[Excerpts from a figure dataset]
_____

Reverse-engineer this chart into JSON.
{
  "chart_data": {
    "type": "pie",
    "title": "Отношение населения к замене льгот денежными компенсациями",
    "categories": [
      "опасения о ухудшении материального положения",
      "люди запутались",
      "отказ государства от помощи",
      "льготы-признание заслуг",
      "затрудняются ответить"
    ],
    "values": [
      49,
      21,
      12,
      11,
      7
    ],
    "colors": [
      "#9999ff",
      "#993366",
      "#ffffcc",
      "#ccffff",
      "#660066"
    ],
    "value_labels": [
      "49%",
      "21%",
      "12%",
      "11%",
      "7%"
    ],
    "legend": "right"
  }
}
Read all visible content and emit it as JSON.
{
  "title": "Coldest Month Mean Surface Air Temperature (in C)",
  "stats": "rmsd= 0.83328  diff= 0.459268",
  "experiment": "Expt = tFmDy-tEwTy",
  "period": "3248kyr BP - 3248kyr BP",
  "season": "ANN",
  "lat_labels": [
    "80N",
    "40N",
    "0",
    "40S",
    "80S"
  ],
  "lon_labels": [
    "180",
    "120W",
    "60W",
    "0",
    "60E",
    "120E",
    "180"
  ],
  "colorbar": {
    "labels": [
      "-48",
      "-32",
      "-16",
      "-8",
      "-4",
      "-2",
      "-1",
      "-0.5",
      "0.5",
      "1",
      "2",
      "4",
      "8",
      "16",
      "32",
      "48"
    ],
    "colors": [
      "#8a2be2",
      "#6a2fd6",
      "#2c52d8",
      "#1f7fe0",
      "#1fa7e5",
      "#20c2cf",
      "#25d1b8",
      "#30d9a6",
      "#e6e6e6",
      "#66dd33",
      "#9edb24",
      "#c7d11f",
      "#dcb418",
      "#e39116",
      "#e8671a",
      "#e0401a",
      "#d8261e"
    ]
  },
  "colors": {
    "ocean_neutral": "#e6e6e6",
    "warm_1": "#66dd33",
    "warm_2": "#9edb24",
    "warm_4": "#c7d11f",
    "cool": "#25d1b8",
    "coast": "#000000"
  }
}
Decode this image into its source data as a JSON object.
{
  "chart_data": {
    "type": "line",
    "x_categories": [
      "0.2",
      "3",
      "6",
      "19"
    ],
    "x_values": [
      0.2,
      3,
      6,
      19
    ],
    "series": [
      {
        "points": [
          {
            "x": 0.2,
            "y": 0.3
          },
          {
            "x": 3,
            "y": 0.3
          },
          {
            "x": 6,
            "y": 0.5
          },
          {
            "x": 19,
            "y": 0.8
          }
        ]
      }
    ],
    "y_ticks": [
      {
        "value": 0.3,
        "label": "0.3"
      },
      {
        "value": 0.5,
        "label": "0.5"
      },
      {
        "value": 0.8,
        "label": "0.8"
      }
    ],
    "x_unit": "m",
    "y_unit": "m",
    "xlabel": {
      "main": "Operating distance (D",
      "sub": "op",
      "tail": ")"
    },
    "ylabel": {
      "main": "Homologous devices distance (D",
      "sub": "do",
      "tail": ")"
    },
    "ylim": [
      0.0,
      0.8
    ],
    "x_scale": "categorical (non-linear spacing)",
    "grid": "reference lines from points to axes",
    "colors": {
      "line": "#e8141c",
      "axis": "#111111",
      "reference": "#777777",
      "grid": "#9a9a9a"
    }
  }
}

_____

Written instruction:
Output the listing above word for word.

Response below:
Reverse-engineer this chart into JSON.
{
  "chart_data": {
    "type": "pie",
    "title": "Отношение населения к замене льгот денежными компенсациями",
    "categories": [
      "опасения о ухудшении материального положения",
      "люди запутались",
      "отказ государства от помощи",
      "льготы-признание заслуг",
      "затрудняются ответить"
    ],
    "values": [
      49,
      21,
      12,
      11,
      7
    ],
    "colors": [
      "#9999ff",
      "#993366",
      "#ffffcc",
      "#ccffff",
      "#660066"
    ],
    "value_labels": [
      "49%",
      "21%",
      "12%",
      "11%",
      "7%"
    ],
    "legend": "right"
  }
}
Read all visible content and emit it as JSON.
{
  "title": "Coldest Month Mean Surface Air Temperature (in C)",
  "stats": "rmsd= 0.83328  diff= 0.459268",
  "experiment": "Expt = tFmDy-tEwTy",
  "period": "3248kyr BP - 3248kyr BP",
  "season": "ANN",
  "lat_labels": [
    "80N",
    "40N",
    "0",
    "40S",
    "80S"
  ],
  "lon_labels": [
    "180",
    "120W",
    "60W",
    "0",
    "60E",
    "120E",
    "180"
  ],
  "colorbar": {
    "labels": [
      "-48",
      "-32",
      "-16",
      "-8",
      "-4",
      "-2",
      "-1",
      "-0.5",
      "0.5",
      "1",
      "2",
      "4",
      "8",
      "16",
      "32",
      "48"
    ],
    "colors": [
      "#8a2be2",
      "#6a2fd6",
      "#2c52d8",
      "#1f7fe0",
      "#1fa7e5",
      "#20c2cf",
      "#25d1b8",
      "#30d9a6",
      "#e6e6e6",
      "#66dd33",
      "#9edb24",
      "#c7d11f",
      "#dcb418",
      "#e39116",
      "#e8671a",
      "#e0401a",
      "#d8261e"
    ]
  },
  "colors": {
    "ocean_neutral": "#e6e6e6",
    "warm_1": "#66dd33",
    "warm_2": "#9edb24",
    "warm_4": "#c7d11f",
    "cool": "#25d1b8",
    "coast": "#000000"
  }
}
Decode this image into its source data as a JSON object.
{
  "chart_data": {
    "type": "line",
    "x_categories": [
      "0.2",
      "3",
      "6",
      "19"
    ],
    "x_values": [
      0.2,
      3,
      6,
      19
    ],
    "series": [
      {
        "points": [
          {
            "x": 0.2,
            "y": 0.3
          },
          {
            "x": 3,
            "y": 0.3
          },
          {
            "x": 6,
            "y": 0.5
          },
          {
            "x": 19,
            "y": 0.8
          }
        ]
      }
    ],
    "y_ticks": [
      {
        "value": 0.3,
        "label": "0.3"
      },
      {
        "value": 0.5,
        "label": "0.5"
      },
      {
        "value": 0.8,
        "label": "0.8"
      }
    ],
    "x_unit": "m",
    "y_unit": "m",
    "xlabel": {
      "main": "Operating distance (D",
      "sub": "op",
      "tail": ")"
    },
    "ylabel": {
      "main": "Homologous devices distance (D",
      "sub": "do",
      "tail": ")"
    },
    "ylim": [
      0.0,
      0.8
    ],
    "x_scale": "categorical (non-linear spacing)",
    "grid": "reference lines from points to axes",
    "colors": {
      "line": "#e8141c",
      "axis": "#111111",
      "reference": "#777777",
      "grid": "#9a9a9a"
    }
  }
}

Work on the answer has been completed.